* **PROBLEM TO WORK ON**:
Repeat everything in the material exactly.

## begin DATASET EXCERPTS

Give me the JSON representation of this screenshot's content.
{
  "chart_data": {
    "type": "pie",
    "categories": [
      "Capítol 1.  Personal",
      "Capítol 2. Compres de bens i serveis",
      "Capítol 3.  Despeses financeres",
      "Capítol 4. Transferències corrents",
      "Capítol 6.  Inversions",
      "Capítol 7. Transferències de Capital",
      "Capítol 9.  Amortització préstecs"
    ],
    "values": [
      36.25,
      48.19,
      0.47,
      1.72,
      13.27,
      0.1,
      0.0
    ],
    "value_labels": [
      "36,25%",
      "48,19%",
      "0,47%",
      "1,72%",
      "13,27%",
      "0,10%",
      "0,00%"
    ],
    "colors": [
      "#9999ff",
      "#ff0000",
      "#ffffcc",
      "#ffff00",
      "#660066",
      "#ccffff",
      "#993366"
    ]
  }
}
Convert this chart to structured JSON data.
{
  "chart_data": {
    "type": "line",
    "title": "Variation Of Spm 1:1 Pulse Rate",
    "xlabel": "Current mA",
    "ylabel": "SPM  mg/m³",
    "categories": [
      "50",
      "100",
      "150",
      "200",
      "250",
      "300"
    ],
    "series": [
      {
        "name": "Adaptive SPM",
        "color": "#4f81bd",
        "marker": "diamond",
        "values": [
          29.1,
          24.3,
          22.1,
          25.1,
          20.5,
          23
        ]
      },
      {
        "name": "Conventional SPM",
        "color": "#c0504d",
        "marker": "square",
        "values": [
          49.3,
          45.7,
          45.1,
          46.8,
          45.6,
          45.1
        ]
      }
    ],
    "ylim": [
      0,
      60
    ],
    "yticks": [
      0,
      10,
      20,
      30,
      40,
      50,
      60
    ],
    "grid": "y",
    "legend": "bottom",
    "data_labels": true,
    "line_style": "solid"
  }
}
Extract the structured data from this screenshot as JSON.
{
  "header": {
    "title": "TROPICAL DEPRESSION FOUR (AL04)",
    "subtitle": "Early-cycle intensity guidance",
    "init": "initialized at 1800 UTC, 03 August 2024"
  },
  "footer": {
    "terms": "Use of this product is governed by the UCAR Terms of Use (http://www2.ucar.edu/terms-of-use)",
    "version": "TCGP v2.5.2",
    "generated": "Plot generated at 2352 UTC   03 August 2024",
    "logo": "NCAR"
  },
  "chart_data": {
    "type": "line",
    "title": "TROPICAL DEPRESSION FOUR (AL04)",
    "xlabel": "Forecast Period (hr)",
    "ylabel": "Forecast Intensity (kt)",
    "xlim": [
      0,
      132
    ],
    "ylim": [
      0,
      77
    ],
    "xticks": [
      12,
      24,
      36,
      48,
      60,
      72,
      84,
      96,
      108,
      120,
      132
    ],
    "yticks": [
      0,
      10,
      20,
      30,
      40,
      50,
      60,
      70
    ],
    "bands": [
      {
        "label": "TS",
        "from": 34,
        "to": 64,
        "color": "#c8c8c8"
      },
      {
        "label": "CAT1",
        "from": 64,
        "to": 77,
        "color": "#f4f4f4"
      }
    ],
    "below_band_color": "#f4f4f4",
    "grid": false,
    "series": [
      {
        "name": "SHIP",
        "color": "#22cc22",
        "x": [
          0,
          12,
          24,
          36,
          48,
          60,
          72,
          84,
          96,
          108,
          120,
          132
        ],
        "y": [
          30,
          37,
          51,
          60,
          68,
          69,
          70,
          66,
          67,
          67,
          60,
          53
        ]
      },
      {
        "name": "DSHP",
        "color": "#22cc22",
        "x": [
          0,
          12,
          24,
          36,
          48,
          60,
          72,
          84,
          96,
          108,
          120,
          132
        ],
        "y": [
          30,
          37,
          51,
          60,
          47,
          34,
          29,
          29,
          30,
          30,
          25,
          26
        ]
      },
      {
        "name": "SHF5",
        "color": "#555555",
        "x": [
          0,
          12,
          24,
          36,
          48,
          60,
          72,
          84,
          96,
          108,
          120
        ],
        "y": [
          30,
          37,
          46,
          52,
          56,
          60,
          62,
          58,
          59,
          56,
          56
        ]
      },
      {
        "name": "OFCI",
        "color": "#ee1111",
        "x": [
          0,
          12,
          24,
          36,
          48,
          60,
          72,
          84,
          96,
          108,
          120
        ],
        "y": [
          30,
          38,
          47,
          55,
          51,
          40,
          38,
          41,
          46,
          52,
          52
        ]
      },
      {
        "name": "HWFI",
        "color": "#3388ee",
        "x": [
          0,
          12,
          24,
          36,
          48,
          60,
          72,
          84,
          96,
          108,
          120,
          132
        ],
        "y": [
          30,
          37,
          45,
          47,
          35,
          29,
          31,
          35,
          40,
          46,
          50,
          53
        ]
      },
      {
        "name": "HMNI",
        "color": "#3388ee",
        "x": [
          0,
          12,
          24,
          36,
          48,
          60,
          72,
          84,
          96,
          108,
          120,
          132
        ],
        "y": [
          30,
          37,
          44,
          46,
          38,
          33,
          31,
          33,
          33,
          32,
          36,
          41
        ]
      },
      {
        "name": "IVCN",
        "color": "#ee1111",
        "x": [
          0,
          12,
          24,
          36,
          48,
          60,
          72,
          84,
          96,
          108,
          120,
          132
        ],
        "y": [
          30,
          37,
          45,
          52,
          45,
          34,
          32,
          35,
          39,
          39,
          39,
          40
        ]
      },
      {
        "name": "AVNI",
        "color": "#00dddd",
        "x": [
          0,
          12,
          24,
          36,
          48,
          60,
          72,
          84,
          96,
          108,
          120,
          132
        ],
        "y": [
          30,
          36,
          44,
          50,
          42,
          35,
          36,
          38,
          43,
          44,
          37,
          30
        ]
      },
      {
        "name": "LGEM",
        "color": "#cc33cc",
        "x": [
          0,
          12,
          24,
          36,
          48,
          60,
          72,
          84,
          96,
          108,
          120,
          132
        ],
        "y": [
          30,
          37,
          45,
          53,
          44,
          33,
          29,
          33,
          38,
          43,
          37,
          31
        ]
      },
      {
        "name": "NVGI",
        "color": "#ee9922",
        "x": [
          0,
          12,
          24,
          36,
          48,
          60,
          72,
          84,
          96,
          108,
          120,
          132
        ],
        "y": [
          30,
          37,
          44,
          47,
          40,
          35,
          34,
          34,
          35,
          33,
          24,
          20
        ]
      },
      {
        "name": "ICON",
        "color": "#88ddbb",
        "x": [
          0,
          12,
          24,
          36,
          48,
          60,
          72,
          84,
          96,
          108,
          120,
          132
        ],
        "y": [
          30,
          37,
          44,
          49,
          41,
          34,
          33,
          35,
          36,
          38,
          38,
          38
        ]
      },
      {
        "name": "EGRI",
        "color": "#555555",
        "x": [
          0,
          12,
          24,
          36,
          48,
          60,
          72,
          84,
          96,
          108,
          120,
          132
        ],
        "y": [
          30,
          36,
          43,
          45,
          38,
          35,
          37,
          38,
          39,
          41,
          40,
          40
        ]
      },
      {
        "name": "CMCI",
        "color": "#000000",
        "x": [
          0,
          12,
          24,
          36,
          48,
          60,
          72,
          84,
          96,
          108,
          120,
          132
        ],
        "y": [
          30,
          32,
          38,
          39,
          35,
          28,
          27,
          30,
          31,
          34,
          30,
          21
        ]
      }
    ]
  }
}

## end DATASET EXCERPTS

* **EXERCISE ANSWER**:
Give me the JSON representation of this screenshot's content.
{
  "chart_data": {
    "type": "pie",
    "categories": [
      "Capítol 1.  Personal",
      "Capítol 2. Compres de bens i serveis",
      "Capítol 3.  Despeses financeres",
      "Capítol 4. Transferències corrents",
      "Capítol 6.  Inversions",
      "Capítol 7. Transferències de Capital",
      "Capítol 9.  Amortització préstecs"
    ],
    "values": [
      36.25,
      48.19,
      0.47,
      1.72,
      13.27,
      0.1,
      0.0
    ],
    "value_labels": [
      "36,25%",
      "48,19%",
      "0,47%",
      "1,72%",
      "13,27%",
      "0,10%",
      "0,00%"
    ],
    "colors": [
      "#9999ff",
      "#ff0000",
      "#ffffcc",
      "#ffff00",
      "#660066",
      "#ccffff",
      "#993366"
    ]
  }
}
Convert this chart to structured JSON data.
{
  "chart_data": {
    "type": "line",
    "title": "Variation Of Spm 1:1 Pulse Rate",
    "xlabel": "Current mA",
    "ylabel": "SPM  mg/m³",
    "categories": [
      "50",
      "100",
      "150",
      "200",
      "250",
      "300"
    ],
    "series": [
      {
        "name": "Adaptive SPM",
        "color": "#4f81bd",
        "marker": "diamond",
        "values": [
          29.1,
          24.3,
          22.1,
          25.1,
          20.5,
          23
        ]
      },
      {
        "name": "Conventional SPM",
        "color": "#c0504d",
        "marker": "square",
        "values": [
          49.3,
          45.7,
          45.1,
          46.8,
          45.6,
          45.1
        ]
      }
    ],
    "ylim": [
      0,
      60
    ],
    "yticks": [
      0,
      10,
      20,
      30,
      40,
      50,
      60
    ],
    "grid": "y",
    "legend": "bottom",
    "data_labels": true,
    "line_style": "solid"
  }
}
Extract the structured data from this screenshot as JSON.
{
  "header": {
    "title": "TROPICAL DEPRESSION FOUR (AL04)",
    "subtitle": "Early-cycle intensity guidance",
    "init": "initialized at 1800 UTC, 03 August 2024"
  },
  "footer": {
    "terms": "Use of this product is governed by the UCAR Terms of Use (http://www2.ucar.edu/terms-of-use)",
    "version": "TCGP v2.5.2",
    "generated": "Plot generated at 2352 UTC   03 August 2024",
    "logo": "NCAR"
  },
  "chart_data": {
    "type": "line",
    "title": "TROPICAL DEPRESSION FOUR (AL04)",
    "xlabel": "Forecast Period (hr)",
    "ylabel": "Forecast Intensity (kt)",
    "xlim": [
      0,
      132
    ],
    "ylim": [
      0,
      77
    ],
    "xticks": [
      12,
      24,
      36,
      48,
      60,
      72,
      84,
      96,
      108,
      120,
      132
    ],
    "yticks": [
      0,
      10,
      20,
      30,
      40,
      50,
      60,
      70
    ],
    "bands": [
      {
        "label": "TS",
        "from": 34,
        "to": 64,
        "color": "#c8c8c8"
      },
      {
        "label": "CAT1",
        "from": 64,
        "to": 77,
        "color": "#f4f4f4"
      }
    ],
    "below_band_color": "#f4f4f4",
    "grid": false,
    "series": [
      {
        "name": "SHIP",
        "color": "#22cc22",
        "x": [
          0,
          12,
          24,
          36,
          48,
          60,
          72,
          84,
          96,
          108,
          120,
          132
        ],
        "y": [
          30,
          37,
          51,
          60,
          68,
          69,
          70,
          66,
          67,
          67,
          60,
          53
        ]
      },
      {
        "name": "DSHP",
        "color": "#22cc22",
        "x": [
          0,
          12,
          24,
          36,
          48,
          60,
          72,
          84,
          96,
          108,
          120,
          132
        ],
        "y": [
          30,
          37,
          51,
          60,
          47,
          34,
          29,
          29,
          30,
          30,
          25,
          26
        ]
      },
      {
        "name": "SHF5",
        "color": "#555555",
        "x": [
          0,
          12,
          24,
          36,
          48,
          60,
          72,
          84,
          96,
          108,
          120
        ],
        "y": [
          30,
          37,
          46,
          52,
          56,
          60,
          62,
          58,
          59,
          56,
          56
        ]
      },
      {
        "name": "OFCI",
        "color": "#ee1111",
        "x": [
          0,
          12,
          24,
          36,
          48,
          60,
          72,
          84,
          96,
          108,
          120
        ],
        "y": [
          30,
          38,
          47,
          55,
          51,
          40,
          38,
          41,
          46,
          52,
          52
        ]
      },
      {
        "name": "HWFI",
        "color": "#3388ee",
        "x": [
          0,
          12,
          24,
          36,
          48,
          60,
          72,
          84,
          96,
          108,
          120,
          132
        ],
        "y": [
          30,
          37,
          45,
          47,
          35,
          29,
          31,
          35,
          40,
          46,
          50,
          53
        ]
      },
      {
        "name": "HMNI",
        "color": "#3388ee",
        "x": [
          0,
          12,
          24,
          36,
          48,
          60,
          72,
          84,
          96,
          108,
          120,
          132
        ],
        "y": [
          30,
          37,
          44,
          46,
          38,
          33,
          31,
          33,
          33,
          32,
          36,
          41
        ]
      },
      {
        "name": "IVCN",
        "color": "#ee1111",
        "x": [
          0,
          12,
          24,
          36,
          48,
          60,
          72,
          84,
          96,
          108,
          120,
          132
        ],
        "y": [
          30,
          37,
          45,
          52,
          45,
          34,
          32,
          35,
          39,
          39,
          39,
          40
        ]
      },
      {
        "name": "AVNI",
        "color": "#00dddd",
        "x": [
          0,
          12,
          24,
          36,
          48,
          60,
          72,
          84,
          96,
          108,
          120,
          132
        ],
        "y": [
          30,
          36,
          44,
          50,
          42,
          35,
          36,
          38,
          43,
          44,
          37,
          30
        ]
      },
      {
        "name": "LGEM",
        "color": "#cc33cc",
        "x": [
          0,
          12,
          24,
          36,
          48,
          60,
          72,
          84,
          96,
          108,
          120,
          132
        ],
        "y": [
          30,
          37,
          45,
          53,
          44,
          33,
          29,
          33,
          38,
          43,
          37,
          31
        ]
      },
      {
        "name": "NVGI",
        "color": "#ee9922",
        "x": [
          0,
          12,
          24,
          36,
          48,
          60,
          72,
          84,
          96,
          108,
          120,
          132
        ],
        "y": [
          30,
          37,
          44,
          47,
          40,
          35,
          34,
          34,
          35,
          33,
          24,
          20
        ]
      },
      {
        "name": "ICON",
        "color": "#88ddbb",
        "x": [
          0,
          12,
          24,
          36,
          48,
          60,
          72,
          84,
          96,
          108,
          120,
          132
        ],
        "y": [
          30,
          37,
          44,
          49,
          41,
          34,
          33,
          35,
          36,
          38,
          38,
          38
        ]
      },
      {
        "name": "EGRI",
        "color": "#555555",
        "x": [
          0,
          12,
          24,
          36,
          48,
          60,
          72,
          84,
          96,
          108,
          120,
          132
        ],
        "y": [
          30,
          36,
          43,
          45,
          38,
          35,
          37,
          38,
          39,
          41,
          40,
          40
        ]
      },
      {
        "name": "CMCI",
        "color": "#000000",
        "x": [
          0,
          12,
          24,
          36,
          48,
          60,
          72,
          84,
          96,
          108,
          120,
          132
        ],
        "y": [
          30,
          32,
          38,
          39,
          35,
          28,
          27,
          30,
          31,
          34,
          30,
          21
        ]
      }
    ]
  }
}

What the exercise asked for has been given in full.